-- Start of DATA IN THIS EXERCISE --

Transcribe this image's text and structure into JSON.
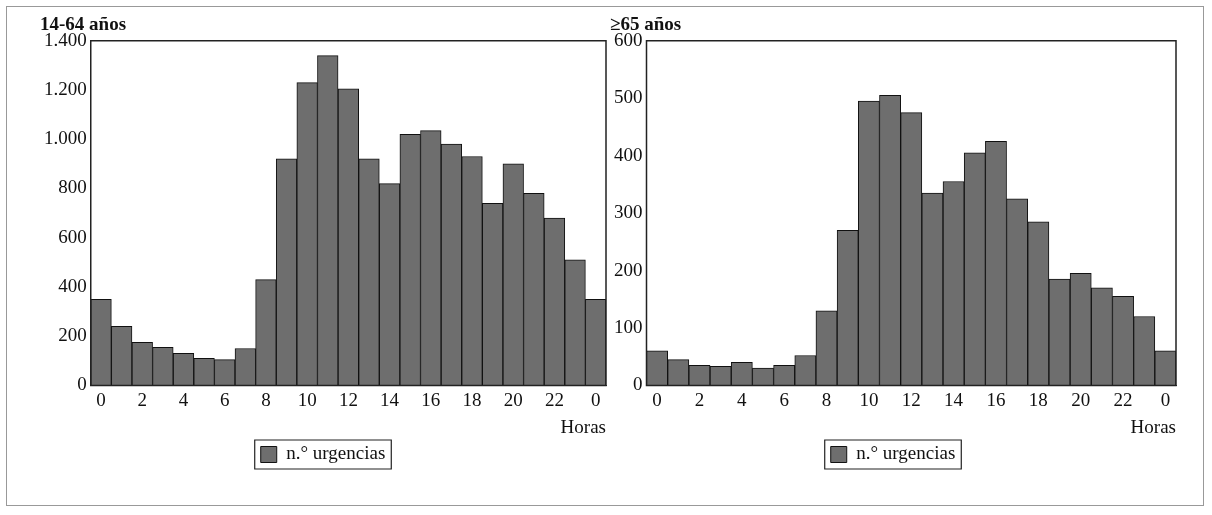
{
  "chart_data": [
    {
      "type": "bar",
      "title": "14-64 años",
      "xlabel": "Horas",
      "categories": [
        "0",
        null,
        "2",
        null,
        "4",
        null,
        "6",
        null,
        "8",
        null,
        "10",
        null,
        "12",
        null,
        "14",
        null,
        "16",
        null,
        "18",
        null,
        "20",
        null,
        "22",
        null,
        "0"
      ],
      "series": [
        {
          "name": "n.° urgencias",
          "color": "#6e6e6e",
          "values": [
            350,
            240,
            175,
            155,
            130,
            110,
            105,
            150,
            430,
            920,
            1230,
            1340,
            1205,
            920,
            820,
            1020,
            1035,
            980,
            930,
            740,
            900,
            780,
            680,
            510,
            350
          ]
        }
      ],
      "ylim": [
        0,
        1400
      ],
      "yticks": [
        0,
        200,
        400,
        600,
        800,
        {
          "value": 1000,
          "label": "1.000"
        },
        {
          "value": 1200,
          "label": "1.200"
        },
        {
          "value": 1400,
          "label": "1.400"
        }
      ],
      "legend": "bottom"
    },
    {
      "type": "bar",
      "title": "≥65 años",
      "xlabel": "Horas",
      "categories": [
        "0",
        null,
        "2",
        null,
        "4",
        null,
        "6",
        null,
        "8",
        null,
        "10",
        null,
        "12",
        null,
        "14",
        null,
        "16",
        null,
        "18",
        null,
        "20",
        null,
        "22",
        null,
        "0"
      ],
      "series": [
        {
          "name": "n.° urgencias",
          "color": "#6e6e6e",
          "values": [
            60,
            45,
            35,
            33,
            40,
            30,
            35,
            52,
            130,
            270,
            495,
            505,
            475,
            335,
            355,
            405,
            425,
            325,
            285,
            185,
            195,
            170,
            155,
            120,
            60
          ]
        }
      ],
      "ylim": [
        0,
        600
      ],
      "yticks": [
        0,
        100,
        200,
        300,
        400,
        500,
        600
      ],
      "legend": "bottom"
    }
  ]
}
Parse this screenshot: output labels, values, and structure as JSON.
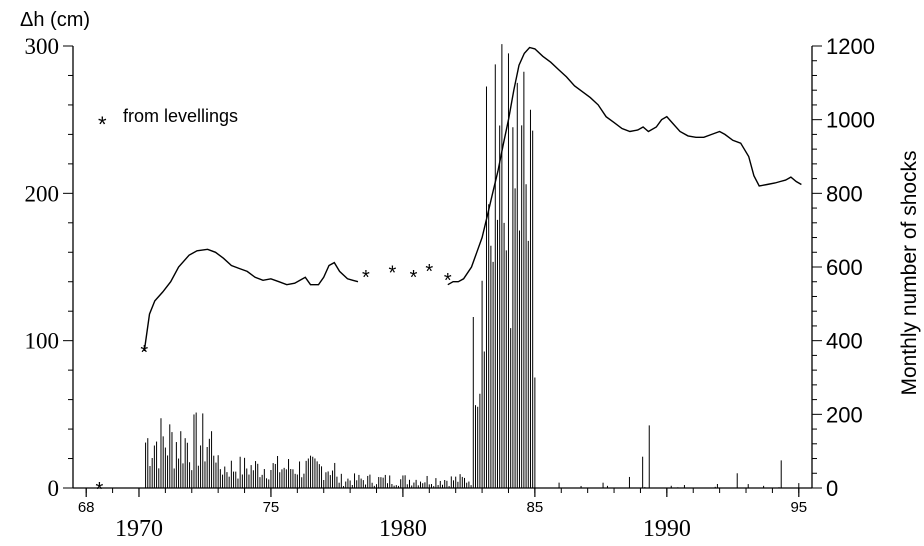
{
  "chart_data": {
    "type": "bar",
    "left_axis_label": "Δh (cm)",
    "right_axis_label": "Monthly number of shocks",
    "legend": {
      "symbol": "*",
      "label": "from levellings"
    },
    "x_ticks": [
      {
        "value": 1968,
        "label": "68",
        "major": false
      },
      {
        "value": 1970,
        "label": "1970",
        "major": true
      },
      {
        "value": 1975,
        "label": "75",
        "major": false
      },
      {
        "value": 1980,
        "label": "1980",
        "major": true
      },
      {
        "value": 1985,
        "label": "85",
        "major": false
      },
      {
        "value": 1990,
        "label": "1990",
        "major": true
      },
      {
        "value": 1995,
        "label": "95",
        "major": false
      }
    ],
    "xlim": [
      1967.5,
      1995.5
    ],
    "left_ticks": [
      "0",
      "100",
      "200",
      "300"
    ],
    "left_ylim": [
      0,
      300
    ],
    "right_ticks": [
      "0",
      "200",
      "400",
      "600",
      "800",
      "1000",
      "1200"
    ],
    "right_ylim": [
      0,
      1200
    ],
    "uplift_series": {
      "name": "Δh",
      "points": [
        [
          1970.2,
          93
        ],
        [
          1970.4,
          118
        ],
        [
          1970.6,
          127
        ],
        [
          1970.9,
          133
        ],
        [
          1971.2,
          140
        ],
        [
          1971.5,
          150
        ],
        [
          1971.9,
          158
        ],
        [
          1972.2,
          161
        ],
        [
          1972.6,
          162
        ],
        [
          1972.9,
          160
        ],
        [
          1973.2,
          156
        ],
        [
          1973.5,
          151
        ],
        [
          1973.8,
          149
        ],
        [
          1974.1,
          147
        ],
        [
          1974.4,
          143
        ],
        [
          1974.7,
          141
        ],
        [
          1975.0,
          142
        ],
        [
          1975.3,
          140
        ],
        [
          1975.6,
          138
        ],
        [
          1975.9,
          139
        ],
        [
          1976.1,
          141
        ],
        [
          1976.3,
          143
        ],
        [
          1976.5,
          138
        ],
        [
          1976.8,
          138
        ],
        [
          1977.0,
          143
        ],
        [
          1977.2,
          151
        ],
        [
          1977.4,
          153
        ],
        [
          1977.6,
          147
        ],
        [
          1977.9,
          142
        ],
        [
          1978.1,
          141
        ],
        [
          1978.3,
          140
        ]
      ],
      "points_recent": [
        [
          1981.7,
          138
        ],
        [
          1981.9,
          140
        ],
        [
          1982.1,
          140
        ],
        [
          1982.3,
          142
        ],
        [
          1982.6,
          150
        ],
        [
          1982.8,
          160
        ],
        [
          1983.0,
          170
        ],
        [
          1983.2,
          185
        ],
        [
          1983.4,
          200
        ],
        [
          1983.6,
          215
        ],
        [
          1983.8,
          233
        ],
        [
          1984.0,
          250
        ],
        [
          1984.2,
          270
        ],
        [
          1984.4,
          287
        ],
        [
          1984.6,
          295
        ],
        [
          1984.8,
          299
        ],
        [
          1985.0,
          298
        ],
        [
          1985.3,
          293
        ],
        [
          1985.6,
          289
        ],
        [
          1985.9,
          284
        ],
        [
          1986.2,
          279
        ],
        [
          1986.5,
          273
        ],
        [
          1986.8,
          269
        ],
        [
          1987.1,
          265
        ],
        [
          1987.4,
          260
        ],
        [
          1987.7,
          252
        ],
        [
          1988.0,
          248
        ],
        [
          1988.3,
          244
        ],
        [
          1988.6,
          242
        ],
        [
          1988.9,
          243
        ],
        [
          1989.1,
          245
        ],
        [
          1989.3,
          242
        ],
        [
          1989.6,
          245
        ],
        [
          1989.8,
          250
        ],
        [
          1990.0,
          252
        ],
        [
          1990.2,
          248
        ],
        [
          1990.5,
          242
        ],
        [
          1990.8,
          239
        ],
        [
          1991.1,
          238
        ],
        [
          1991.4,
          238
        ],
        [
          1991.7,
          240
        ],
        [
          1992.0,
          242
        ],
        [
          1992.2,
          240
        ],
        [
          1992.5,
          236
        ],
        [
          1992.8,
          234
        ],
        [
          1993.1,
          225
        ],
        [
          1993.3,
          212
        ],
        [
          1993.5,
          205
        ],
        [
          1993.8,
          206
        ],
        [
          1994.1,
          207
        ],
        [
          1994.3,
          208
        ],
        [
          1994.5,
          209
        ],
        [
          1994.7,
          211
        ],
        [
          1994.9,
          208
        ],
        [
          1995.1,
          206
        ]
      ]
    },
    "levelling_points": [
      [
        1968.5,
        0
      ],
      [
        1970.2,
        93
      ],
      [
        1978.6,
        144
      ],
      [
        1979.6,
        147
      ],
      [
        1980.4,
        144
      ],
      [
        1981.0,
        148
      ],
      [
        1981.7,
        142
      ]
    ],
    "shocks_monthly": {
      "name": "Monthly number of shocks",
      "x_range": [
        1970.25,
        1995.0
      ],
      "peak_events": [
        [
          1983.2,
          1090
        ],
        [
          1983.5,
          1150
        ],
        [
          1983.75,
          1205
        ],
        [
          1984.0,
          1180
        ],
        [
          1984.3,
          1100
        ],
        [
          1984.6,
          1130
        ],
        [
          1985.0,
          300
        ],
        [
          1988.6,
          30
        ],
        [
          1989.1,
          85
        ],
        [
          1989.3,
          170
        ],
        [
          1992.7,
          40
        ],
        [
          1994.3,
          75
        ]
      ]
    },
    "bar_color": "#000000",
    "line_color": "#000000"
  }
}
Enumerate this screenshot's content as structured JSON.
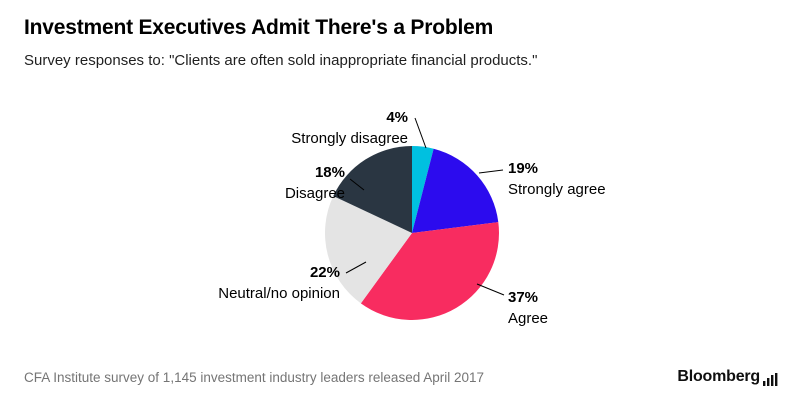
{
  "header": {
    "title": "Investment Executives Admit There's a Problem",
    "subtitle": "Survey responses to: \"Clients are often sold inappropriate financial products.\""
  },
  "chart_data": {
    "type": "pie",
    "title": "Investment Executives Admit There's a Problem",
    "subtitle": "Survey responses to: \"Clients are often sold inappropriate financial products.\"",
    "start_angle_deg": 0,
    "direction": "clockwise",
    "legend_position": "callout-labels",
    "slices": [
      {
        "label": "Strongly disagree",
        "value": 4,
        "display": "4%",
        "color": "#00c0e0"
      },
      {
        "label": "Strongly agree",
        "value": 19,
        "display": "19%",
        "color": "#2c0bee"
      },
      {
        "label": "Agree",
        "value": 37,
        "display": "37%",
        "color": "#f82c60"
      },
      {
        "label": "Neutral/no opinion",
        "value": 22,
        "display": "22%",
        "color": "#e4e4e4"
      },
      {
        "label": "Disagree",
        "value": 18,
        "display": "18%",
        "color": "#2a3642"
      }
    ]
  },
  "footer": {
    "source": "CFA Institute survey of 1,145 investment industry leaders released April 2017",
    "brand": "Bloomberg"
  }
}
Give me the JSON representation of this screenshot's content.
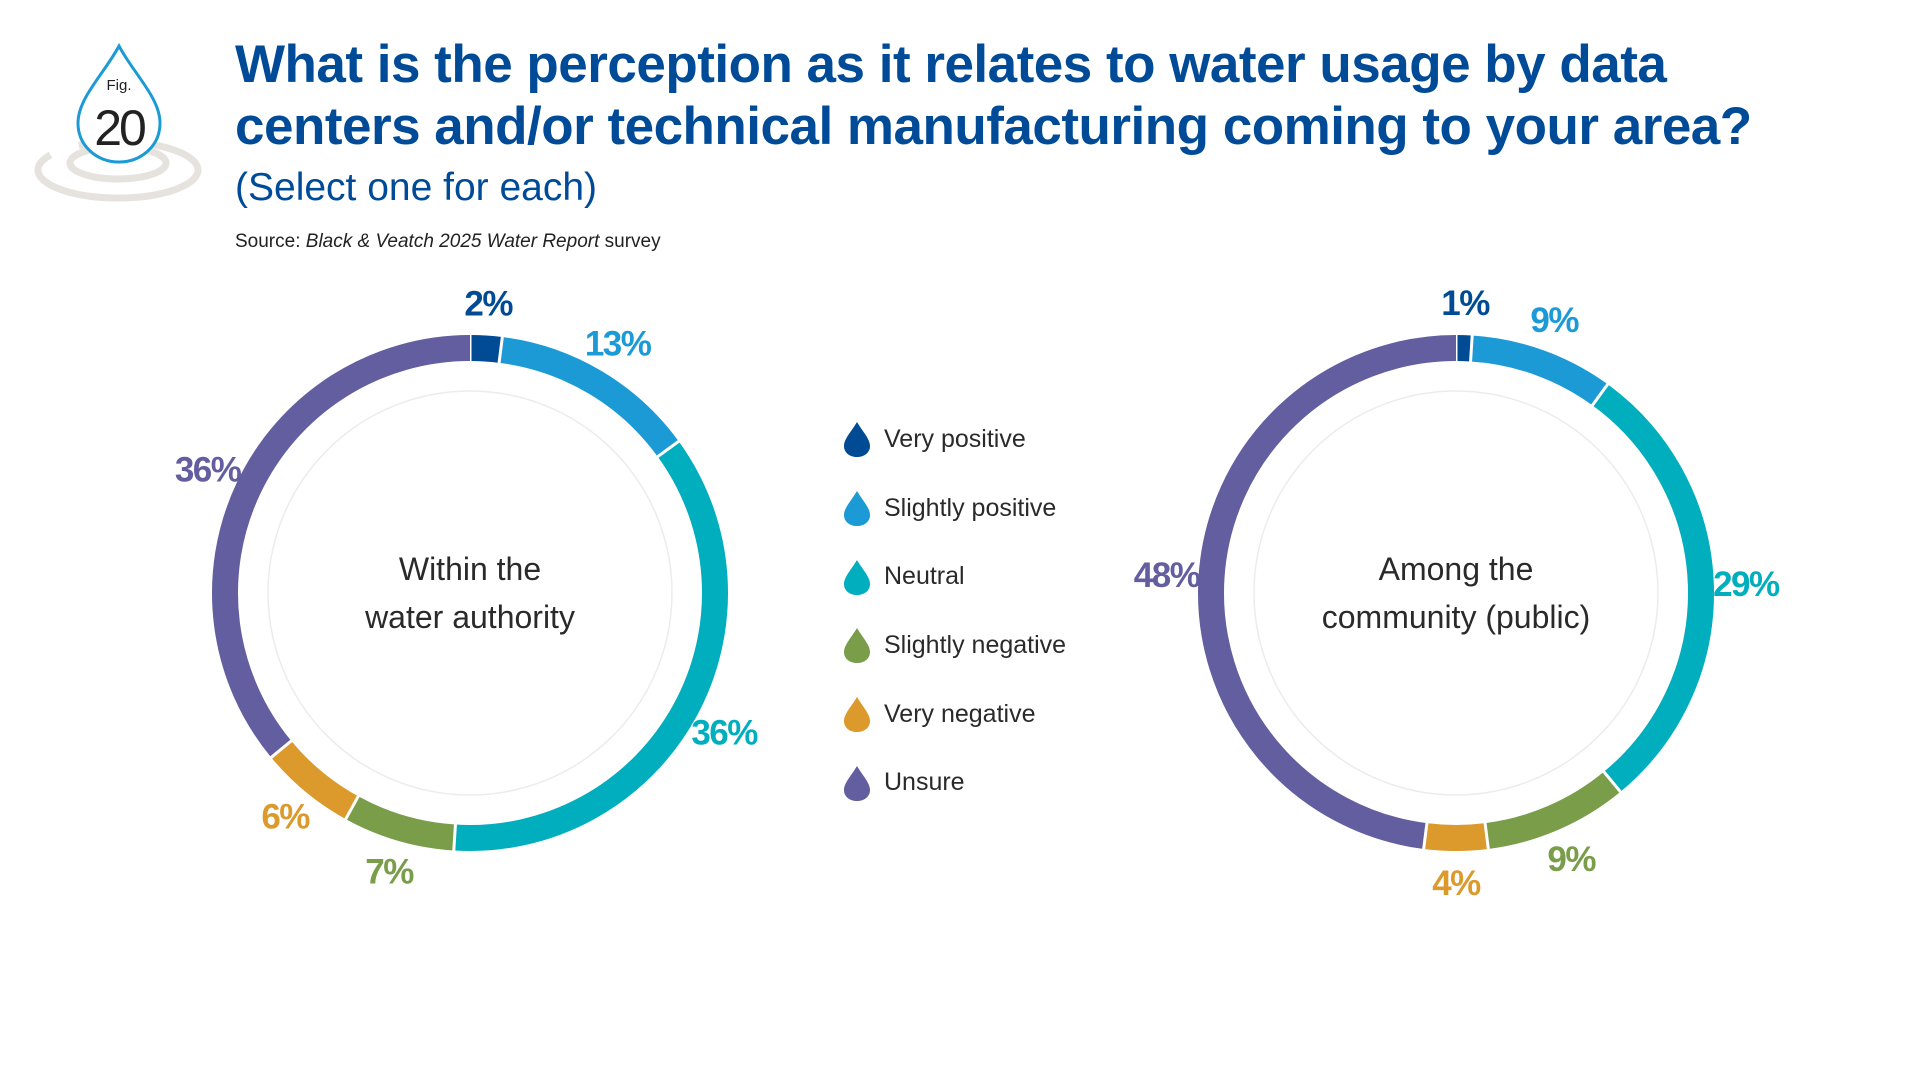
{
  "figure": {
    "fig_label": "Fig.",
    "fig_number": "20"
  },
  "header": {
    "title": "What is the perception as it relates to water usage by data centers and/or technical manufacturing coming to your area?",
    "subtitle": "(Select one for each)",
    "source_prefix": "Source: ",
    "source_italic": "Black & Veatch 2025 Water Report",
    "source_suffix": " survey"
  },
  "chart_data": [
    {
      "type": "pie",
      "variant": "donut",
      "title": "Within the water authority",
      "center_lines": [
        "Within the",
        "water authority"
      ],
      "categories": [
        "Very positive",
        "Slightly positive",
        "Neutral",
        "Slightly negative",
        "Very negative",
        "Unsure"
      ],
      "values": [
        2,
        13,
        36,
        7,
        6,
        36
      ],
      "labels": [
        "2%",
        "13%",
        "36%",
        "7%",
        "6%",
        "36%"
      ],
      "colors": [
        "#004B93",
        "#1B9AD6",
        "#00AEBE",
        "#7A9D4A",
        "#DB9A2B",
        "#625E9F"
      ]
    },
    {
      "type": "pie",
      "variant": "donut",
      "title": "Among the community (public)",
      "center_lines": [
        "Among the",
        "community (public)"
      ],
      "categories": [
        "Very positive",
        "Slightly positive",
        "Neutral",
        "Slightly negative",
        "Very negative",
        "Unsure"
      ],
      "values": [
        1,
        9,
        29,
        9,
        4,
        48
      ],
      "labels": [
        "1%",
        "9%",
        "29%",
        "9%",
        "4%",
        "48%"
      ],
      "colors": [
        "#004B93",
        "#1B9AD6",
        "#00AEBE",
        "#7A9D4A",
        "#DB9A2B",
        "#625E9F"
      ]
    }
  ],
  "legend": {
    "placement": "center",
    "items": [
      {
        "label": "Very positive",
        "color": "#004B93",
        "icon": "droplet-icon"
      },
      {
        "label": "Slightly positive",
        "color": "#1B9AD6",
        "icon": "droplet-icon"
      },
      {
        "label": "Neutral",
        "color": "#00AEBE",
        "icon": "droplet-icon"
      },
      {
        "label": "Slightly negative",
        "color": "#7A9D4A",
        "icon": "droplet-icon"
      },
      {
        "label": "Very negative",
        "color": "#DB9A2B",
        "icon": "droplet-icon"
      },
      {
        "label": "Unsure",
        "color": "#625E9F",
        "icon": "droplet-icon"
      }
    ]
  }
}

-- End of DATA IN THIS EXERCISE --

• EXERCISE BRIEF
Your answer should be one number: how many lines in the material above contain the string "Among".

• RESPONSE TO THIS EXERCISE
2